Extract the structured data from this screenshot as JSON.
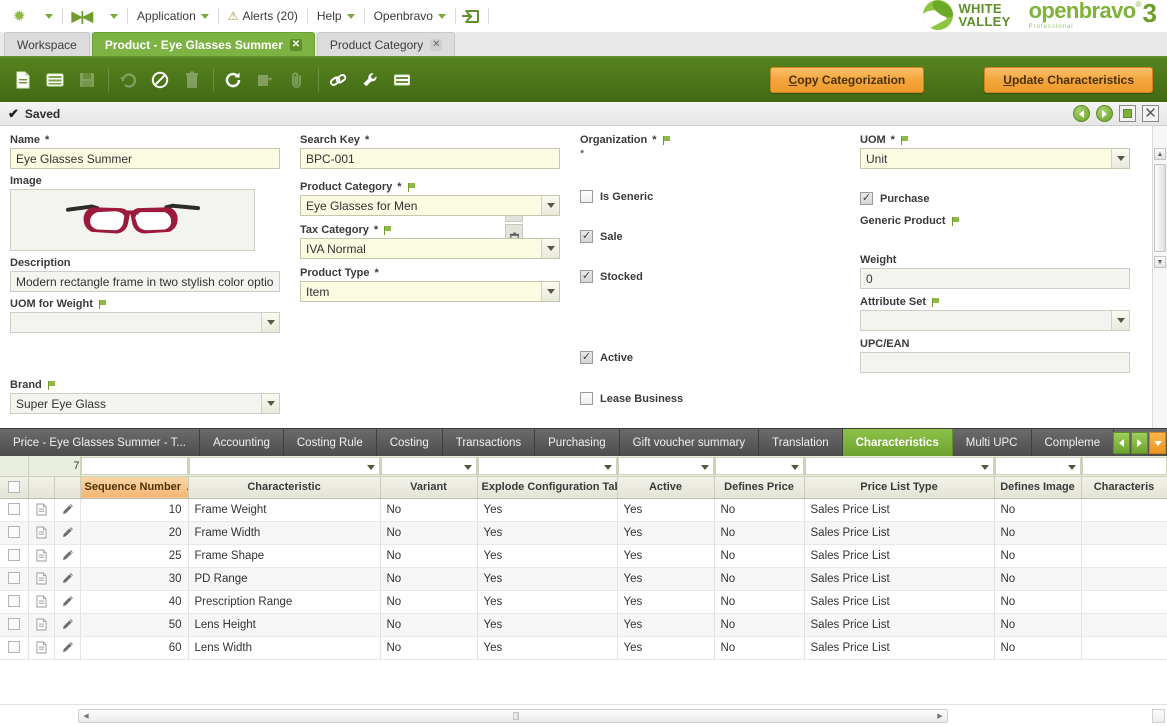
{
  "menubar": {
    "items": [
      {
        "icon": "star-icon",
        "label": ""
      },
      {
        "icon": "fast-forward-icon",
        "label": ""
      },
      {
        "icon": "",
        "label": "Application"
      },
      {
        "icon": "alert-icon",
        "label": "Alerts (20)"
      },
      {
        "icon": "",
        "label": "Help"
      },
      {
        "icon": "",
        "label": "Openbravo"
      },
      {
        "icon": "logout-icon",
        "label": ""
      }
    ],
    "application_label": "Application",
    "alerts_label": "Alerts (20)",
    "help_label": "Help",
    "openbravo_label": "Openbravo"
  },
  "branding": {
    "white_valley_line1": "WHITE",
    "white_valley_line2": "VALLEY",
    "openbravo_word": "openbravo",
    "openbravo_reg": "®",
    "openbravo_version": "3",
    "openbravo_edition": "Professional"
  },
  "window_tabs": [
    {
      "label": "Workspace",
      "active": false,
      "closable": false
    },
    {
      "label": "Product - Eye Glasses Summer",
      "active": true,
      "closable": true
    },
    {
      "label": "Product Category",
      "active": false,
      "closable": true
    }
  ],
  "toolbar": {
    "icons": [
      {
        "name": "new-record-icon",
        "enabled": true
      },
      {
        "name": "grid-view-icon",
        "enabled": true
      },
      {
        "name": "save-icon",
        "enabled": false
      },
      {
        "name": "undo-icon",
        "enabled": false
      },
      {
        "name": "cancel-icon",
        "enabled": true
      },
      {
        "name": "delete-icon",
        "enabled": false
      },
      {
        "name": "refresh-icon",
        "enabled": true
      },
      {
        "name": "export-icon",
        "enabled": false
      },
      {
        "name": "attachment-icon",
        "enabled": false
      },
      {
        "name": "link-icon",
        "enabled": true
      },
      {
        "name": "tools-icon",
        "enabled": true
      },
      {
        "name": "list-icon",
        "enabled": true
      }
    ],
    "copy_categorization_accel": "C",
    "copy_categorization_rest": "opy Categorization",
    "update_characteristics_accel": "U",
    "update_characteristics_rest": "pdate Characteristics"
  },
  "statusbar": {
    "saved_label": "Saved",
    "check_glyph": "✔"
  },
  "form": {
    "name": {
      "label": "Name",
      "required": "*",
      "value": "Eye Glasses Summer"
    },
    "image": {
      "label": "Image",
      "alt": "eyeglasses-photo"
    },
    "description": {
      "label": "Description",
      "value": "Modern rectangle frame in two stylish color options."
    },
    "uom_for_weight": {
      "label": "UOM for Weight",
      "value": ""
    },
    "brand": {
      "label": "Brand",
      "value": "Super Eye Glass"
    },
    "search_key": {
      "label": "Search Key",
      "required": "*",
      "value": "BPC-001"
    },
    "product_category": {
      "label": "Product Category",
      "required": "*",
      "value": "Eye Glasses for Men"
    },
    "tax_category": {
      "label": "Tax Category",
      "required": "*",
      "value": "IVA Normal"
    },
    "product_type": {
      "label": "Product Type",
      "required": "*",
      "value": "Item"
    },
    "organization": {
      "label": "Organization",
      "required": "*",
      "value": "*"
    },
    "is_generic": {
      "label": "Is Generic",
      "checked": false
    },
    "sale": {
      "label": "Sale",
      "checked": true
    },
    "stocked": {
      "label": "Stocked",
      "checked": true
    },
    "active": {
      "label": "Active",
      "checked": true
    },
    "lease_business": {
      "label": "Lease Business",
      "checked": false
    },
    "uom": {
      "label": "UOM",
      "required": "*",
      "value": "Unit"
    },
    "purchase": {
      "label": "Purchase",
      "checked": true
    },
    "generic_product": {
      "label": "Generic Product",
      "value": ""
    },
    "weight": {
      "label": "Weight",
      "value": "0"
    },
    "attribute_set": {
      "label": "Attribute Set",
      "value": ""
    },
    "upc_ean": {
      "label": "UPC/EAN",
      "value": ""
    }
  },
  "sub_tabs": [
    {
      "label": "Price - Eye Glasses Summer - T...",
      "active": false
    },
    {
      "label": "Accounting",
      "active": false
    },
    {
      "label": "Costing Rule",
      "active": false
    },
    {
      "label": "Costing",
      "active": false
    },
    {
      "label": "Transactions",
      "active": false
    },
    {
      "label": "Purchasing",
      "active": false
    },
    {
      "label": "Gift voucher summary",
      "active": false
    },
    {
      "label": "Translation",
      "active": false
    },
    {
      "label": "Characteristics",
      "active": true
    },
    {
      "label": "Multi UPC",
      "active": false
    },
    {
      "label": "Compleme",
      "active": false
    }
  ],
  "grid": {
    "record_count": "7",
    "sort_column": "Sequence Number",
    "sort_direction": "▲",
    "columns": [
      {
        "label": "Sequence Number",
        "align": "num",
        "filter": "text",
        "sorted": true
      },
      {
        "label": "Characteristic",
        "align": "text",
        "filter": "text",
        "sorted": false
      },
      {
        "label": "Variant",
        "align": "text",
        "filter": "dropdown",
        "sorted": false
      },
      {
        "label": "Explode Configuration Tab",
        "align": "text",
        "filter": "dropdown",
        "sorted": false
      },
      {
        "label": "Active",
        "align": "text",
        "filter": "dropdown",
        "sorted": false
      },
      {
        "label": "Defines Price",
        "align": "text",
        "filter": "dropdown",
        "sorted": false
      },
      {
        "label": "Price List Type",
        "align": "text",
        "filter": "dropdown",
        "sorted": false
      },
      {
        "label": "Defines Image",
        "align": "text",
        "filter": "dropdown",
        "sorted": false
      },
      {
        "label": "Characteris",
        "align": "text",
        "filter": "text",
        "sorted": false
      }
    ],
    "rows": [
      {
        "seq": "10",
        "characteristic": "Frame Weight",
        "variant": "No",
        "explode": "Yes",
        "active": "Yes",
        "defines_price": "No",
        "price_list_type": "Sales Price List",
        "defines_image": "No",
        "characteris": ""
      },
      {
        "seq": "20",
        "characteristic": "Frame Width",
        "variant": "No",
        "explode": "Yes",
        "active": "Yes",
        "defines_price": "No",
        "price_list_type": "Sales Price List",
        "defines_image": "No",
        "characteris": ""
      },
      {
        "seq": "25",
        "characteristic": "Frame Shape",
        "variant": "No",
        "explode": "Yes",
        "active": "Yes",
        "defines_price": "No",
        "price_list_type": "Sales Price List",
        "defines_image": "No",
        "characteris": ""
      },
      {
        "seq": "30",
        "characteristic": "PD Range",
        "variant": "No",
        "explode": "Yes",
        "active": "Yes",
        "defines_price": "No",
        "price_list_type": "Sales Price List",
        "defines_image": "No",
        "characteris": ""
      },
      {
        "seq": "40",
        "characteristic": "Prescription Range",
        "variant": "No",
        "explode": "Yes",
        "active": "Yes",
        "defines_price": "No",
        "price_list_type": "Sales Price List",
        "defines_image": "No",
        "characteris": ""
      },
      {
        "seq": "50",
        "characteristic": "Lens Height",
        "variant": "No",
        "explode": "Yes",
        "active": "Yes",
        "defines_price": "No",
        "price_list_type": "Sales Price List",
        "defines_image": "No",
        "characteris": ""
      },
      {
        "seq": "60",
        "characteristic": "Lens Width",
        "variant": "No",
        "explode": "Yes",
        "active": "Yes",
        "defines_price": "No",
        "price_list_type": "Sales Price List",
        "defines_image": "No",
        "characteris": ""
      }
    ]
  },
  "colors": {
    "brand_green": "#7cb342",
    "toolbar_green": "#4b7519",
    "accent_orange": "#f3a63e",
    "required_field_bg": "#fbfbe2",
    "subtab_dark": "#5a5a5a"
  }
}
━━━━
Keep the pictures out of your copy, and repeat every entry above exactly.

Extract the structured data from this screenshot as JSON.
{
  "menubar": {
    "items": [
      {
        "icon": "star-icon",
        "label": ""
      },
      {
        "icon": "fast-forward-icon",
        "label": ""
      },
      {
        "icon": "",
        "label": "Application"
      },
      {
        "icon": "alert-icon",
        "label": "Alerts (20)"
      },
      {
        "icon": "",
        "label": "Help"
      },
      {
        "icon": "",
        "label": "Openbravo"
      },
      {
        "icon": "logout-icon",
        "label": ""
      }
    ],
    "application_label": "Application",
    "alerts_label": "Alerts (20)",
    "help_label": "Help",
    "openbravo_label": "Openbravo"
  },
  "branding": {
    "white_valley_line1": "WHITE",
    "white_valley_line2": "VALLEY",
    "openbravo_word": "openbravo",
    "openbravo_reg": "®",
    "openbravo_version": "3",
    "openbravo_edition": "Professional"
  },
  "window_tabs": [
    {
      "label": "Workspace",
      "active": false,
      "closable": false
    },
    {
      "label": "Product - Eye Glasses Summer",
      "active": true,
      "closable": true
    },
    {
      "label": "Product Category",
      "active": false,
      "closable": true
    }
  ],
  "toolbar": {
    "icons": [
      {
        "name": "new-record-icon",
        "enabled": true
      },
      {
        "name": "grid-view-icon",
        "enabled": true
      },
      {
        "name": "save-icon",
        "enabled": false
      },
      {
        "name": "undo-icon",
        "enabled": false
      },
      {
        "name": "cancel-icon",
        "enabled": true
      },
      {
        "name": "delete-icon",
        "enabled": false
      },
      {
        "name": "refresh-icon",
        "enabled": true
      },
      {
        "name": "export-icon",
        "enabled": false
      },
      {
        "name": "attachment-icon",
        "enabled": false
      },
      {
        "name": "link-icon",
        "enabled": true
      },
      {
        "name": "tools-icon",
        "enabled": true
      },
      {
        "name": "list-icon",
        "enabled": true
      }
    ],
    "copy_categorization_accel": "C",
    "copy_categorization_rest": "opy Categorization",
    "update_characteristics_accel": "U",
    "update_characteristics_rest": "pdate Characteristics"
  },
  "statusbar": {
    "saved_label": "Saved",
    "check_glyph": "✔"
  },
  "form": {
    "name": {
      "label": "Name",
      "required": "*",
      "value": "Eye Glasses Summer"
    },
    "image": {
      "label": "Image",
      "alt": "eyeglasses-photo"
    },
    "description": {
      "label": "Description",
      "value": "Modern rectangle frame in two stylish color options."
    },
    "uom_for_weight": {
      "label": "UOM for Weight",
      "value": ""
    },
    "brand": {
      "label": "Brand",
      "value": "Super Eye Glass"
    },
    "search_key": {
      "label": "Search Key",
      "required": "*",
      "value": "BPC-001"
    },
    "product_category": {
      "label": "Product Category",
      "required": "*",
      "value": "Eye Glasses for Men"
    },
    "tax_category": {
      "label": "Tax Category",
      "required": "*",
      "value": "IVA Normal"
    },
    "product_type": {
      "label": "Product Type",
      "required": "*",
      "value": "Item"
    },
    "organization": {
      "label": "Organization",
      "required": "*",
      "value": "*"
    },
    "is_generic": {
      "label": "Is Generic",
      "checked": false
    },
    "sale": {
      "label": "Sale",
      "checked": true
    },
    "stocked": {
      "label": "Stocked",
      "checked": true
    },
    "active": {
      "label": "Active",
      "checked": true
    },
    "lease_business": {
      "label": "Lease Business",
      "checked": false
    },
    "uom": {
      "label": "UOM",
      "required": "*",
      "value": "Unit"
    },
    "purchase": {
      "label": "Purchase",
      "checked": true
    },
    "generic_product": {
      "label": "Generic Product",
      "value": ""
    },
    "weight": {
      "label": "Weight",
      "value": "0"
    },
    "attribute_set": {
      "label": "Attribute Set",
      "value": ""
    },
    "upc_ean": {
      "label": "UPC/EAN",
      "value": ""
    }
  },
  "sub_tabs": [
    {
      "label": "Price - Eye Glasses Summer - T...",
      "active": false
    },
    {
      "label": "Accounting",
      "active": false
    },
    {
      "label": "Costing Rule",
      "active": false
    },
    {
      "label": "Costing",
      "active": false
    },
    {
      "label": "Transactions",
      "active": false
    },
    {
      "label": "Purchasing",
      "active": false
    },
    {
      "label": "Gift voucher summary",
      "active": false
    },
    {
      "label": "Translation",
      "active": false
    },
    {
      "label": "Characteristics",
      "active": true
    },
    {
      "label": "Multi UPC",
      "active": false
    },
    {
      "label": "Compleme",
      "active": false
    }
  ],
  "grid": {
    "record_count": "7",
    "sort_column": "Sequence Number",
    "sort_direction": "▲",
    "columns": [
      {
        "label": "Sequence Number",
        "align": "num",
        "filter": "text",
        "sorted": true
      },
      {
        "label": "Characteristic",
        "align": "text",
        "filter": "text",
        "sorted": false
      },
      {
        "label": "Variant",
        "align": "text",
        "filter": "dropdown",
        "sorted": false
      },
      {
        "label": "Explode Configuration Tab",
        "align": "text",
        "filter": "dropdown",
        "sorted": false
      },
      {
        "label": "Active",
        "align": "text",
        "filter": "dropdown",
        "sorted": false
      },
      {
        "label": "Defines Price",
        "align": "text",
        "filter": "dropdown",
        "sorted": false
      },
      {
        "label": "Price List Type",
        "align": "text",
        "filter": "dropdown",
        "sorted": false
      },
      {
        "label": "Defines Image",
        "align": "text",
        "filter": "dropdown",
        "sorted": false
      },
      {
        "label": "Characteris",
        "align": "text",
        "filter": "text",
        "sorted": false
      }
    ],
    "rows": [
      {
        "seq": "10",
        "characteristic": "Frame Weight",
        "variant": "No",
        "explode": "Yes",
        "active": "Yes",
        "defines_price": "No",
        "price_list_type": "Sales Price List",
        "defines_image": "No",
        "characteris": ""
      },
      {
        "seq": "20",
        "characteristic": "Frame Width",
        "variant": "No",
        "explode": "Yes",
        "active": "Yes",
        "defines_price": "No",
        "price_list_type": "Sales Price List",
        "defines_image": "No",
        "characteris": ""
      },
      {
        "seq": "25",
        "characteristic": "Frame Shape",
        "variant": "No",
        "explode": "Yes",
        "active": "Yes",
        "defines_price": "No",
        "price_list_type": "Sales Price List",
        "defines_image": "No",
        "characteris": ""
      },
      {
        "seq": "30",
        "characteristic": "PD Range",
        "variant": "No",
        "explode": "Yes",
        "active": "Yes",
        "defines_price": "No",
        "price_list_type": "Sales Price List",
        "defines_image": "No",
        "characteris": ""
      },
      {
        "seq": "40",
        "characteristic": "Prescription Range",
        "variant": "No",
        "explode": "Yes",
        "active": "Yes",
        "defines_price": "No",
        "price_list_type": "Sales Price List",
        "defines_image": "No",
        "characteris": ""
      },
      {
        "seq": "50",
        "characteristic": "Lens Height",
        "variant": "No",
        "explode": "Yes",
        "active": "Yes",
        "defines_price": "No",
        "price_list_type": "Sales Price List",
        "defines_image": "No",
        "characteris": ""
      },
      {
        "seq": "60",
        "characteristic": "Lens Width",
        "variant": "No",
        "explode": "Yes",
        "active": "Yes",
        "defines_price": "No",
        "price_list_type": "Sales Price List",
        "defines_image": "No",
        "characteris": ""
      }
    ]
  },
  "colors": {
    "brand_green": "#7cb342",
    "toolbar_green": "#4b7519",
    "accent_orange": "#f3a63e",
    "required_field_bg": "#fbfbe2",
    "subtab_dark": "#5a5a5a"
  }
}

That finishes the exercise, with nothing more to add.